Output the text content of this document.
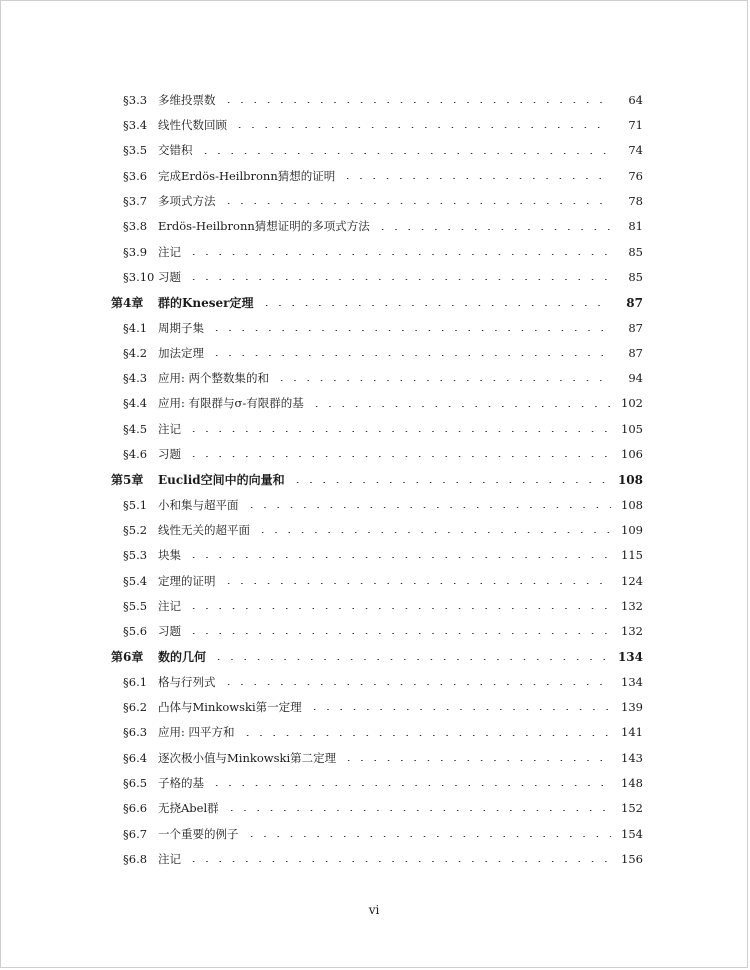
§3.3 多维投票数	64
§3.4 线性代数回顾	71
§3.5 交错积	74
§3.6 完成Erdös-Heilbronn猜想的证明	76
§3.7 多项式方法	78
§3.8 Erdös-Heilbronn猜想证明的多项式方法	81
§3.9 注记	85
§3.10 习题	85
第4章	群的Kneser定理	87
§4.1 周期子集	87
§4.2 加法定理	87
§4.3 应用: 两个整数集的和	94
§4.4 应用: 有限群与σ-有限群的基	102
§4.5 注记	105
§4.6 习题	106
第5章	Euclid空间中的向量和	108
§5.1 小和集与超平面	108
§5.2 线性无关的超平面	109
§5.3 块集	115
§5.4 定理的证明	124
§5.5 注记	132
§5.6 习题	132
第6章	数的几何	134
§6.1 格与行列式	134
§6.2 凸体与Minkowski第一定理	139
§6.3 应用: 四平方和	141
§6.4 逐次极小值与Minkowski第二定理	143
§6.5 子格的基	148
§6.6 无挠Abel群	152
§6.7 一个重要的例子	154
§6.8 注记	156
vi
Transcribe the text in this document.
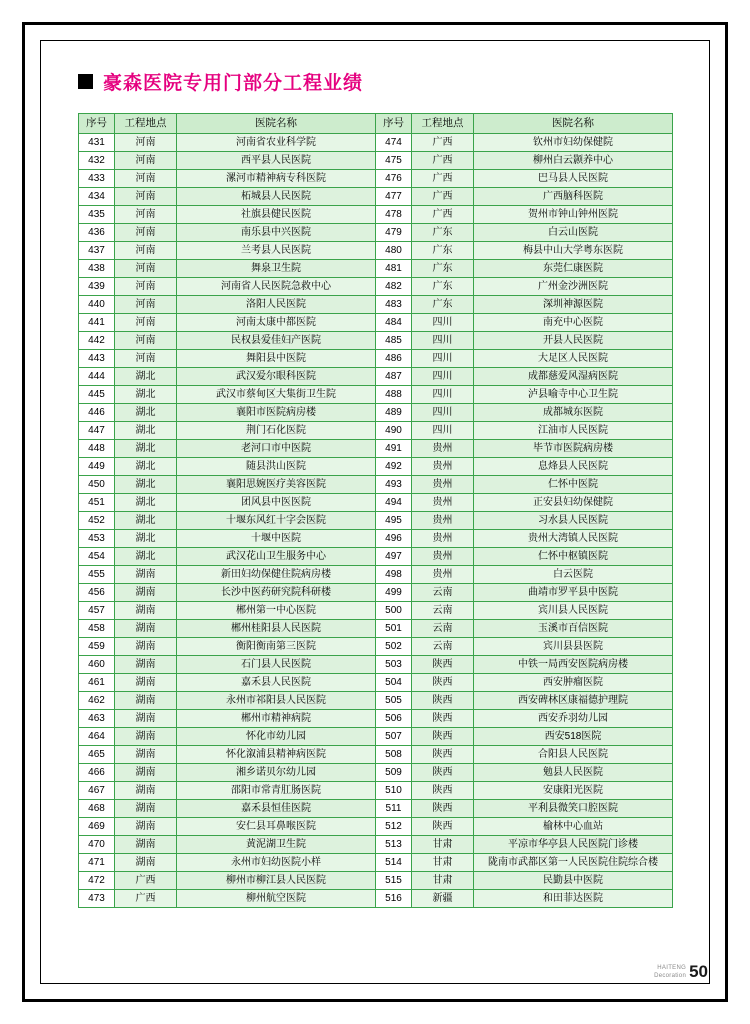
豪森医院专用门部分工程业绩
序号	工程地点	医院名称	序号	工程地点	医院名称
431	河南	河南省农业科学院	474	广西	钦州市妇幼保健院
432	河南	西平县人民医院	475	广西	柳州白云颢养中心
433	河南	漯河市精神病专科医院	476	广西	巴马县人民医院
434	河南	柘城县人民医院	477	广西	广西脑科医院
435	河南	社旗县健民医院	478	广西	贺州市钟山钟州医院
436	河南	南乐县中兴医院	479	广东	白云山医院
437	河南	兰考县人民医院	480	广东	梅县中山大学粤东医院
438	河南	舞泉卫生院	481	广东	东莞仁康医院
439	河南	河南省人民医院急救中心	482	广东	广州金沙洲医院
440	河南	洛阳人民医院	483	广东	深圳神源医院
441	河南	河南太康中都医院	484	四川	南充中心医院
442	河南	民权县爱佳妇产医院	485	四川	开县人民医院
443	河南	舞阳县中医院	486	四川	大足区人民医院
444	湖北	武汉爱尔眼科医院	487	四川	成都慈爱风湿病医院
445	湖北	武汉市蔡甸区大集街卫生院	488	四川	泸县喻寺中心卫生院
446	湖北	襄阳市医院病房楼	489	四川	成都城东医院
447	湖北	荆门石化医院	490	四川	江油市人民医院
448	湖北	老河口市中医院	491	贵州	毕节市医院病房楼
449	湖北	随县洪山医院	492	贵州	息烽县人民医院
450	湖北	襄阳思婉医疗美容医院	493	贵州	仁怀中医院
451	湖北	团风县中医医院	494	贵州	正安县妇幼保健院
452	湖北	十堰东风红十字会医院	495	贵州	习水县人民医院
453	湖北	十堰中医院	496	贵州	贵州大湾镇人民医院
454	湖北	武汉花山卫生服务中心	497	贵州	仁怀中枢镇医院
455	湖南	新田妇幼保健住院病房楼	498	贵州	白云医院
456	湖南	长沙中医药研究院科研楼	499	云南	曲靖市罗平县中医院
457	湖南	郴州第一中心医院	500	云南	宾川县人民医院
458	湖南	郴州桂阳县人民医院	501	云南	玉溪市百信医院
459	湖南	衡阳衡南第三医院	502	云南	宾川县县医院
460	湖南	石门县人民医院	503	陕西	中铁一局西安医院病房楼
461	湖南	嘉禾县人民医院	504	陕西	西安肿瘤医院
462	湖南	永州市祁阳县人民医院	505	陕西	西安碑林区康福德护理院
463	湖南	郴州市精神病院	506	陕西	西安乔羽幼儿园
464	湖南	怀化市幼儿园	507	陕西	西安518医院
465	湖南	怀化溆浦县精神病医院	508	陕西	合阳县人民医院
466	湖南	湘乡诺贝尔幼儿园	509	陕西	勉县人民医院
467	湖南	邵阳市常青肛肠医院	510	陕西	安康阳光医院
468	湖南	嘉禾县恒佳医院	511	陕西	平利县微笑口腔医院
469	湖南	安仁县耳鼻喉医院	512	陕西	榆林中心血站
470	湖南	黄泥湖卫生院	513	甘肃	平凉市华亭县人民医院门诊楼
471	湖南	永州市妇幼医院小样	514	甘肃	陇南市武都区第一人民医院住院综合楼
472	广西	柳州市柳江县人民医院	515	甘肃	民勤县中医院
473	广西	柳州航空医院	516	新疆	和田菲达医院
HAITENG
Decoration 50
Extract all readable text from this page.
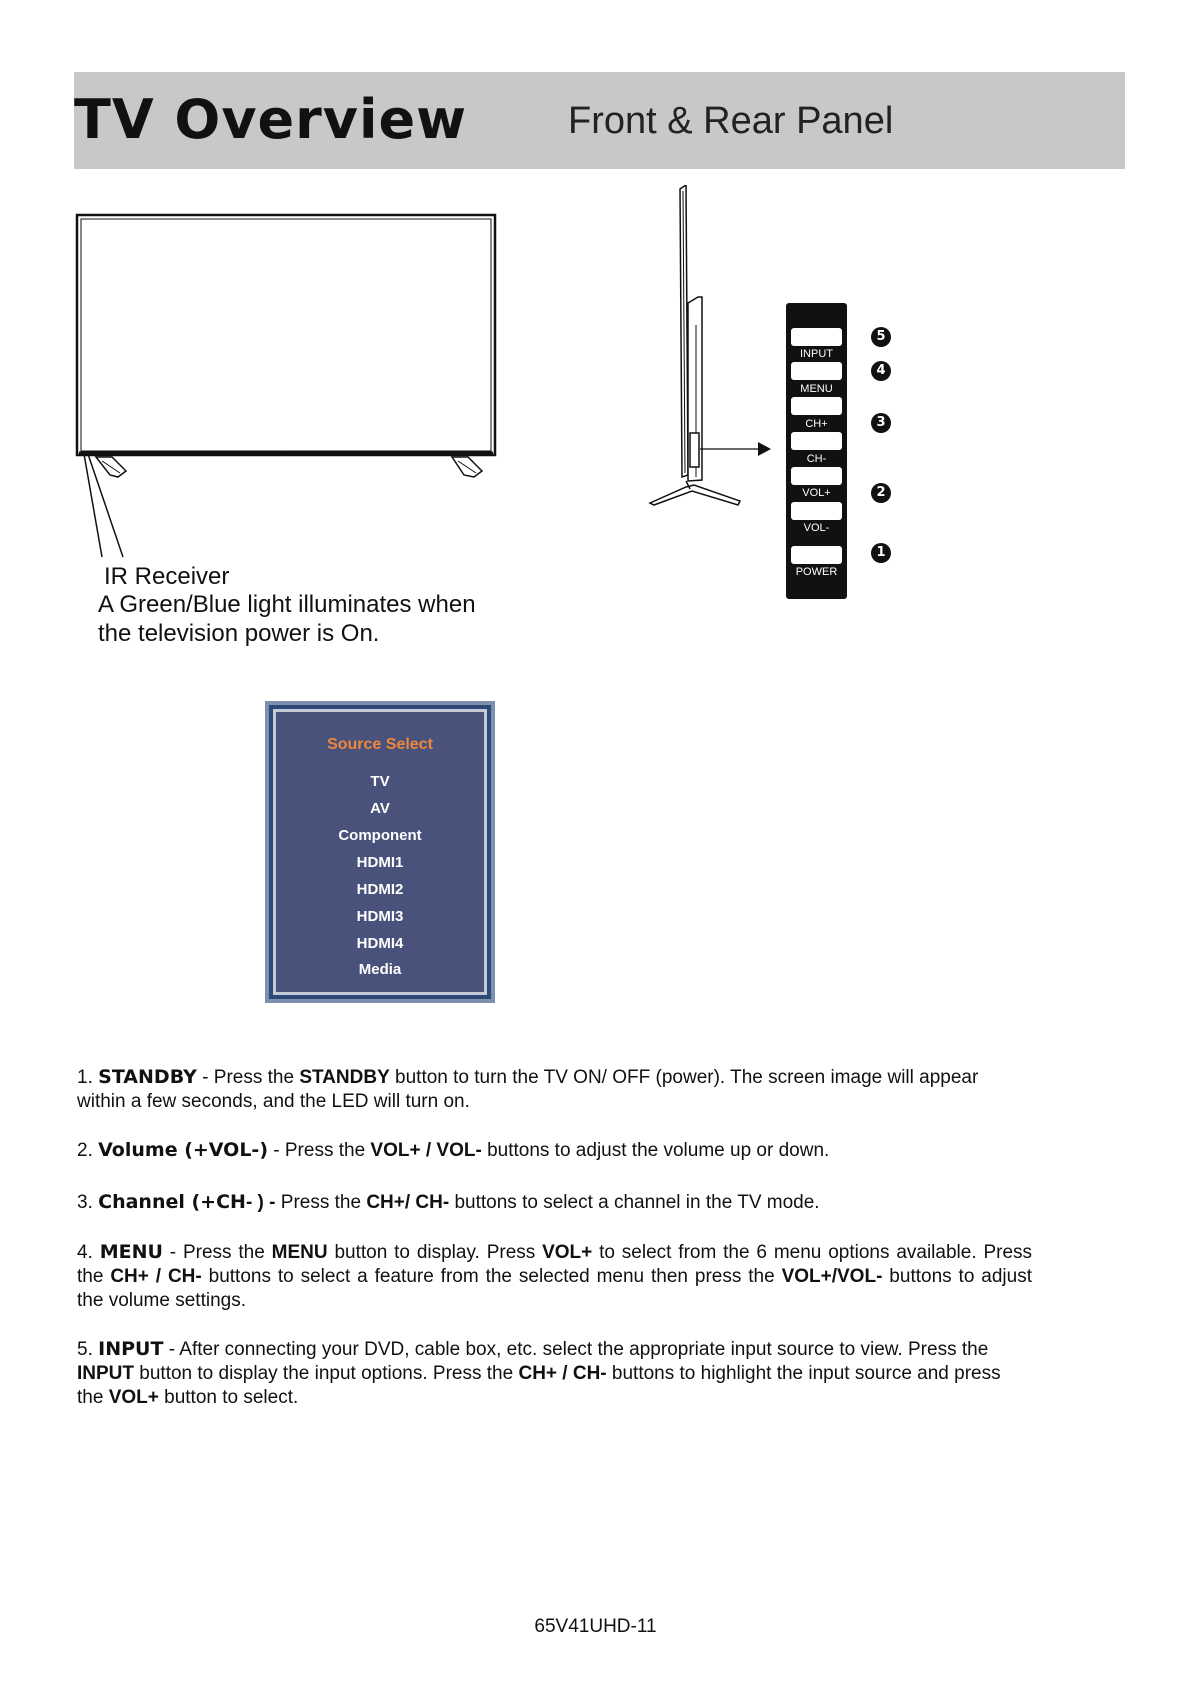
TV Overview	Front & Rear Panel
IR Receiver
A Green/Blue light illuminates when
the television power is On.
INPUT
MENU
CH+
CH-
VOL+
VOL-
POWER
5
4
3
2
1
Source Select
TV
AV
Component
HDMI1
HDMI2
HDMI3
HDMI4
Media
1. STANDBY - Press the STANDBY button to turn the TV ON/ OFF (power). The screen image will appear within a few seconds, and the LED will turn on.
2. Volume (+VOL-) - Press the VOL+ / VOL- buttons to adjust the volume up or down.
3. Channel (+CH- ) - Press the CH+/ CH- buttons to select a channel in the TV mode.
4. MENU - Press the MENU button to display. Press VOL+ to select from the 6 menu options available. Press the CH+ / CH- buttons to select a feature from the selected menu then press the VOL+/VOL- buttons to adjust the volume settings.
5. INPUT - After connecting your DVD, cable box, etc. select the appropriate input source to view. Press the INPUT button to display the input options. Press the CH+ / CH- buttons to highlight the input source and press the VOL+ button to select.
65V41UHD-11
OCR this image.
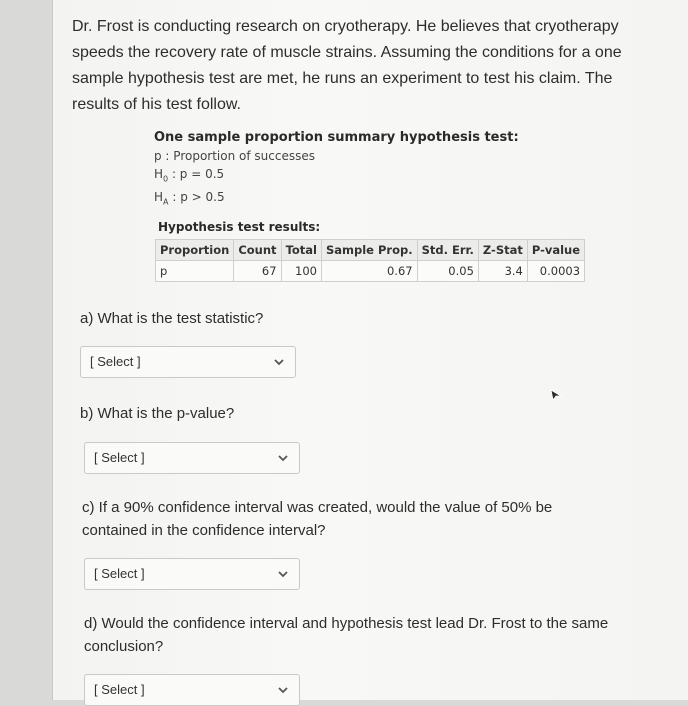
Dr. Frost is conducting research on cryotherapy. He believes that cryotherapy speeds the recovery rate of muscle strains. Assuming the conditions for a one sample hypothesis test are met, he runs an experiment to test his claim. The results of his test follow.
One sample proportion summary hypothesis test:
p : Proportion of successes
$H_0$ : p = 0.5
$H_A$ : p > 0.5
Hypothesis test results:
Proportion	Count	Total	Sample Prop.	Std. Err.	Z-Stat	P-value
p	67	100	0.67	0.05	3.4	0.0003
a) What is the test statistic?
[ Select ]
b) What is the p-value?
[ Select ]
c) If a 90% confidence interval was created, would the value of 50% be contained in the confidence interval?
[ Select ]
d) Would the confidence interval and hypothesis test lead Dr. Frost to the same conclusion?
[ Select ]
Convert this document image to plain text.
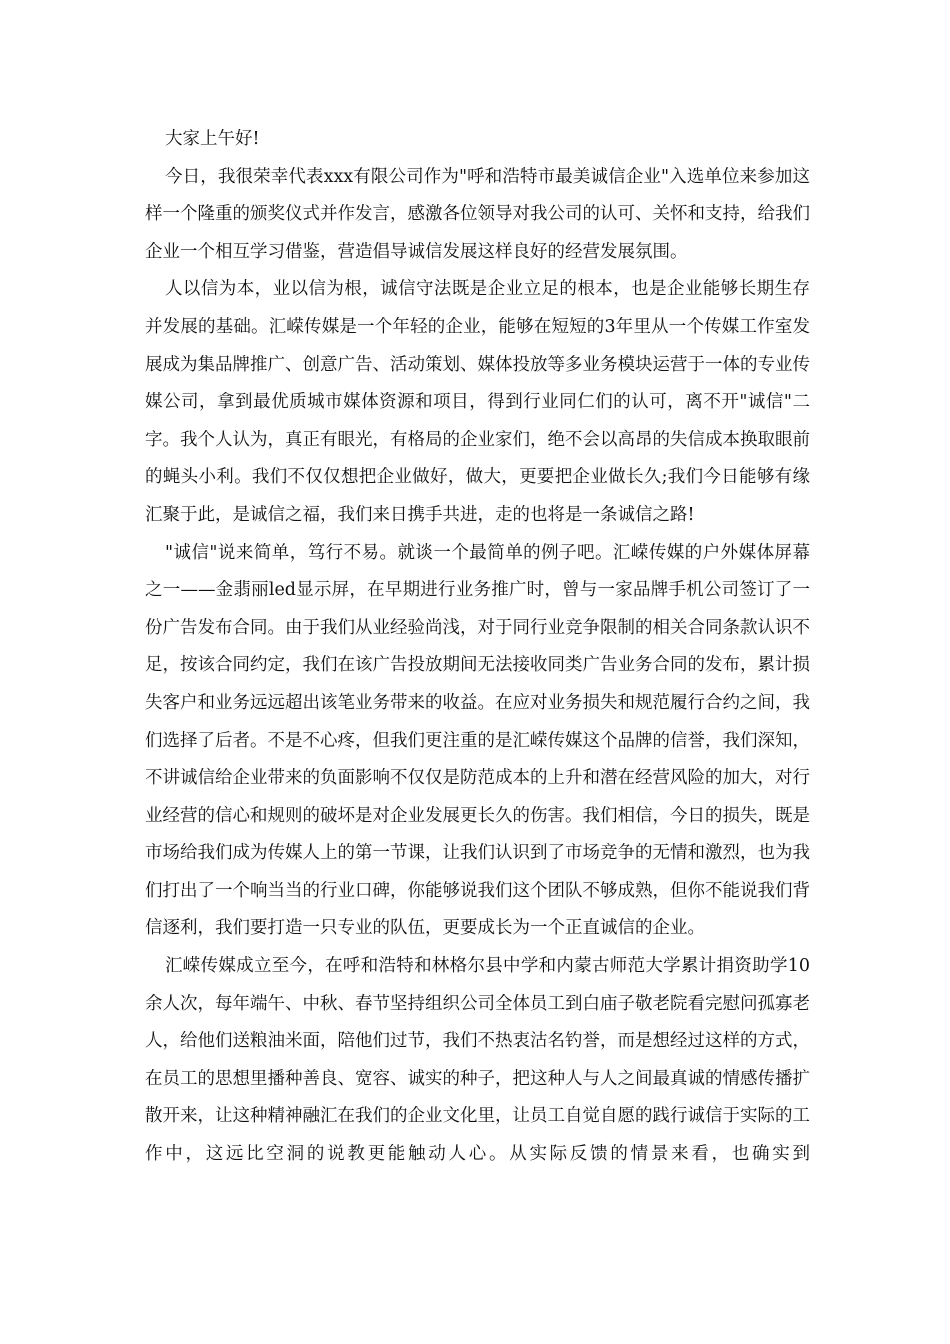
大家上午好!

今日，我很荣幸代表xxx有限公司作为"呼和浩特市最美诚信企业"入选单位来参加这样一个隆重的颁奖仪式并作发言，感激各位领导对我公司的认可、关怀和支持，给我们企业一个相互学习借鉴，营造倡导诚信发展这样良好的经营发展氛围。

人以信为本，业以信为根，诚信守法既是企业立足的根本，也是企业能够长期生存并发展的基础。汇嵘传媒是一个年轻的企业，能够在短短的3年里从一个传媒工作室发展成为集品牌推广、创意广告、活动策划、媒体投放等多业务模块运营于一体的专业传媒公司，拿到最优质城市媒体资源和项目，得到行业同仁们的认可，离不开"诚信"二字。我个人认为，真正有眼光，有格局的企业家们，绝不会以高昂的失信成本换取眼前的蝇头小利。我们不仅仅想把企业做好，做大，更要把企业做长久;我们今日能够有缘汇聚于此，是诚信之福，我们来日携手共进，走的也将是一条诚信之路!

"诚信"说来简单，笃行不易。就谈一个最简单的例子吧。汇嵘传媒的户外媒体屏幕之一——金翡丽led显示屏，在早期进行业务推广时，曾与一家品牌手机公司签订了一份广告发布合同。由于我们从业经验尚浅，对于同行业竞争限制的相关合同条款认识不足，按该合同约定，我们在该广告投放期间无法接收同类广告业务合同的发布，累计损失客户和业务远远超出该笔业务带来的收益。在应对业务损失和规范履行合约之间，我们选择了后者。不是不心疼，但我们更注重的是汇嵘传媒这个品牌的信誉，我们深知，不讲诚信给企业带来的负面影响不仅仅是防范成本的上升和潜在经营风险的加大，对行业经营的信心和规则的破坏是对企业发展更长久的伤害。我们相信，今日的损失，既是市场给我们成为传媒人上的第一节课，让我们认识到了市场竞争的无情和激烈，也为我们打出了一个响当当的行业口碑，你能够说我们这个团队不够成熟，但你不能说我们背信逐利，我们要打造一只专业的队伍，更要成长为一个正直诚信的企业。

汇嵘传媒成立至今，在呼和浩特和林格尔县中学和内蒙古师范大学累计捐资助学10余人次，每年端午、中秋、春节坚持组织公司全体员工到白庙子敬老院看完慰问孤寡老人，给他们送粮油米面，陪他们过节，我们不热衷沽名钓誉，而是想经过这样的方式，在员工的思想里播种善良、宽容、诚实的种子，把这种人与人之间最真诚的情感传播扩散开来，让这种精神融汇在我们的企业文化里，让员工自觉自愿的践行诚信于实际的工作中，这远比空洞的说教更能触动人心。从实际反馈的情景来看，也确实到
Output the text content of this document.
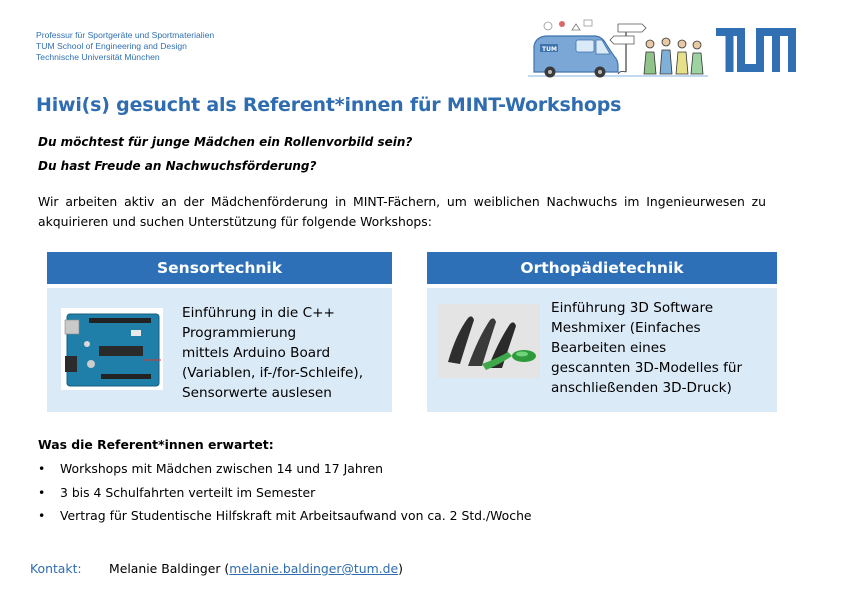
Professur für Sportgeräte und Sportmaterialien
TUM School of Engineering and Design
Technische Universität München
TUM
Hiwi(s) gesucht als Referent*innen für MINT-Workshops
Du möchtest für junge Mädchen ein Rollenvorbild sein?
Du hast Freude an Nachwuchsförderung?
Wir arbeiten aktiv an der Mädchenförderung in MINT-Fächern, um weiblichen Nachwuchs im Ingenieurwesen zu akquirieren und suchen Unterstützung für folgende Workshops:
Sensortechnik
Einführung in die C++
Programmierung
mittels Arduino Board
(Variablen, if-/for-Schleife),
Sensorwerte auslesen
Orthopädietechnik
Einführung 3D Software
Meshmixer (Einfaches
Bearbeiten eines
gescannten 3D-Modelles für
anschließenden 3D-Druck)
Was die Referent*innen erwartet:
• Workshops mit Mädchen zwischen 14 und 17 Jahren
• 3 bis 4 Schulfahrten verteilt im Semester
• Vertrag für Studentische Hilfskraft mit Arbeitsaufwand von ca. 2 Std./Woche
Kontakt: Melanie Baldinger (melanie.baldinger@tum.de)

━━━━━━━━━━━━━━━━

WHAT THE EXERCISE ASKS: Identify every line where the string "confidence" appears.

EXERCISE ANSWER:
c) If a 90% confidence interval was created, would the value of 50% be contained in the confidence interval?
d) Would the confidence interval and hypothesis test lead Dr. Frost to the same conclusion?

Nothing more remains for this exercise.